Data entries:
======

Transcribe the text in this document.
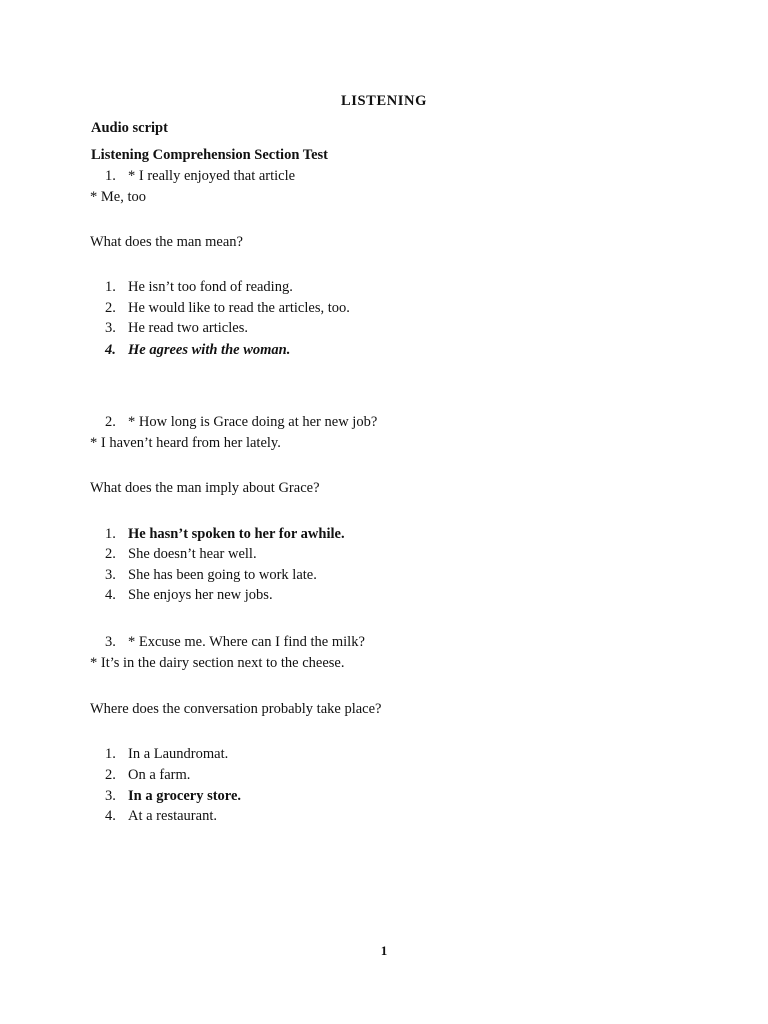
LISTENING
Audio script
Listening Comprehension Section Test
1. * I really enjoyed that article
* Me, too
What does the man mean?
1. He isn’t too fond of reading.
2. He would like to read the articles, too.
3. He read two articles.
4. He agrees with the woman.
2. * How long is Grace doing at her new job?
* I haven’t heard from her lately.
What does the man imply about Grace?
1. He hasn’t spoken to her for awhile.
2. She doesn’t hear well.
3. She has been going to work late.
4. She enjoys her new jobs.
3. * Excuse me. Where can I find the milk?
* It’s in the dairy section next to the cheese.
Where does the conversation probably take place?
1. In a Laundromat.
2. On a farm.
3. In a grocery store.
4. At a restaurant.
1
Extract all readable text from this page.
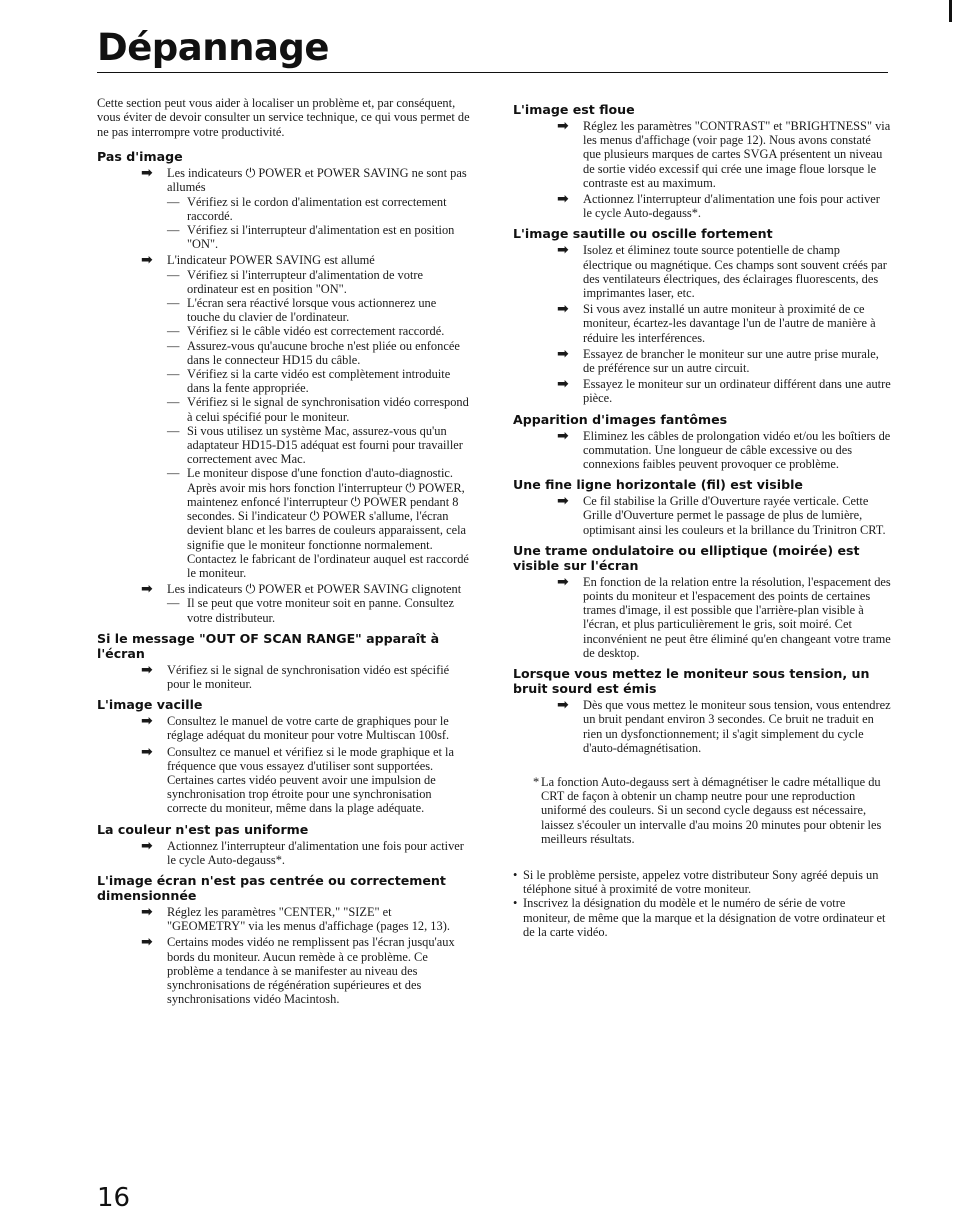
Dépannage

Cette section peut vous aider à localiser un problème et, par conséquent, vous éviter de devoir consulter un service technique, ce qui vous permet de ne pas interrompre votre productivité.

Pas d'image
➡ Les indicateurs ⏻ POWER et POWER SAVING ne sont pas allumés
— Vérifiez si le cordon d'alimentation est correctement raccordé.
— Vérifiez si l'interrupteur d'alimentation est en position "ON".
➡ L'indicateur POWER SAVING est allumé
— Vérifiez si l'interrupteur d'alimentation de votre ordinateur est en position "ON".
— L'écran sera réactivé lorsque vous actionnerez une touche du clavier de l'ordinateur.
— Vérifiez si le câble vidéo est correctement raccordé.
— Assurez-vous qu'aucune broche n'est pliée ou enfoncée dans le connecteur HD15 du câble.
— Vérifiez si la carte vidéo est complètement introduite dans la fente appropriée.
— Vérifiez si le signal de synchronisation vidéo correspond à celui spécifié pour le moniteur.
— Si vous utilisez un système Mac, assurez-vous qu'un adaptateur HD15-D15 adéquat est fourni pour travailler correctement avec Mac.
— Le moniteur dispose d'une fonction d'auto-diagnostic. Après avoir mis hors fonction l'interrupteur ⏻ POWER, maintenez enfoncé l'interrupteur ⏻ POWER pendant 8 secondes. Si l'indicateur ⏻ POWER s'allume, l'écran devient blanc et les barres de couleurs apparaissent, cela signifie que le moniteur fonctionne normalement. Contactez le fabricant de l'ordinateur auquel est raccordé le moniteur.
➡ Les indicateurs ⏻ POWER et POWER SAVING clignotent
— Il se peut que votre moniteur soit en panne. Consultez votre distributeur.
Si le message "OUT OF SCAN RANGE" apparaît à l'écran
➡ Vérifiez si le signal de synchronisation vidéo est spécifié pour le moniteur.
L'image vacille
➡ Consultez le manuel de votre carte de graphiques pour le réglage adéquat du moniteur pour votre Multiscan 100sf.
➡ Consultez ce manuel et vérifiez si le mode graphique et la fréquence que vous essayez d'utiliser sont supportées. Certaines cartes vidéo peuvent avoir une impulsion de synchronisation trop étroite pour une synchronisation correcte du moniteur, même dans la plage adéquate.
La couleur n'est pas uniforme
➡ Actionnez l'interrupteur d'alimentation une fois pour activer le cycle Auto-degauss*.
L'image écran n'est pas centrée ou correctement dimensionnée
➡ Réglez les paramètres "CENTER," "SIZE" et "GEOMETRY" via les menus d'affichage (pages 12, 13).
➡ Certains modes vidéo ne remplissent pas l'écran jusqu'aux bords du moniteur. Aucun remède à ce problème. Ce problème a tendance à se manifester au niveau des synchronisations de régénération supérieures et des synchronisations vidéo Macintosh.
L'image est floue
➡ Réglez les paramètres "CONTRAST" et "BRIGHTNESS" via les menus d'affichage (voir page 12). Nous avons constaté que plusieurs marques de cartes SVGA présentent un niveau de sortie vidéo excessif qui crée une image floue lorsque le contraste est au maximum.
➡ Actionnez l'interrupteur d'alimentation une fois pour activer le cycle Auto-degauss*.
L'image sautille ou oscille fortement
➡ Isolez et éliminez toute source potentielle de champ électrique ou magnétique. Ces champs sont souvent créés par des ventilateurs électriques, des éclairages fluorescents, des imprimantes laser, etc.
➡ Si vous avez installé un autre moniteur à proximité de ce moniteur, écartez-les davantage l'un de l'autre de manière à réduire les interférences.
➡ Essayez de brancher le moniteur sur une autre prise murale, de préférence sur un autre circuit.
➡ Essayez le moniteur sur un ordinateur différent dans une autre pièce.
Apparition d'images fantômes
➡ Eliminez les câbles de prolongation vidéo et/ou les boîtiers de commutation. Une longueur de câble excessive ou des connexions faibles peuvent provoquer ce problème.
Une fine ligne horizontale (fil) est visible
➡ Ce fil stabilise la Grille d'Ouverture rayée verticale. Cette Grille d'Ouverture permet le passage de plus de lumière, optimisant ainsi les couleurs et la brillance du Trinitron CRT.
Une trame ondulatoire ou elliptique (moirée) est visible sur l'écran
➡ En fonction de la relation entre la résolution, l'espacement des points du moniteur et l'espacement des points de certaines trames d'image, il est possible que l'arrière-plan visible à l'écran, et plus particulièrement le gris, soit moiré. Cet inconvénient ne peut être éliminé qu'en changeant votre trame de desktop.
Lorsque vous mettez le moniteur sous tension, un bruit sourd est émis
➡ Dès que vous mettez le moniteur sous tension, vous entendrez un bruit pendant environ 3 secondes. Ce bruit ne traduit en rien un dysfonctionnement; il s'agit simplement du cycle d'auto-démagnétisation.
* La fonction Auto-degauss sert à démagnétiser le cadre métallique du CRT de façon à obtenir un champ neutre pour une reproduction uniformé des couleurs. Si un second cycle degauss est nécessaire, laissez s'écouler un intervalle d'au moins 20 minutes pour obtenir les meilleurs résultats.
• Si le problème persiste, appelez votre distributeur Sony agréé depuis un téléphone situé à proximité de votre moniteur.
• Inscrivez la désignation du modèle et le numéro de série de votre moniteur, de même que la marque et la désignation de votre ordinateur et de la carte vidéo.
16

======

→ **DIRECTIONS FOR THIS TASK**
Look through the data above. Each line containing the word "position" needs to be copied.

→ **WRITTEN ANSWER**
— Vérifiez si l'interrupteur d'alimentation est en position "ON".
— Vérifiez si l'interrupteur d'alimentation de votre ordinateur est en position "ON".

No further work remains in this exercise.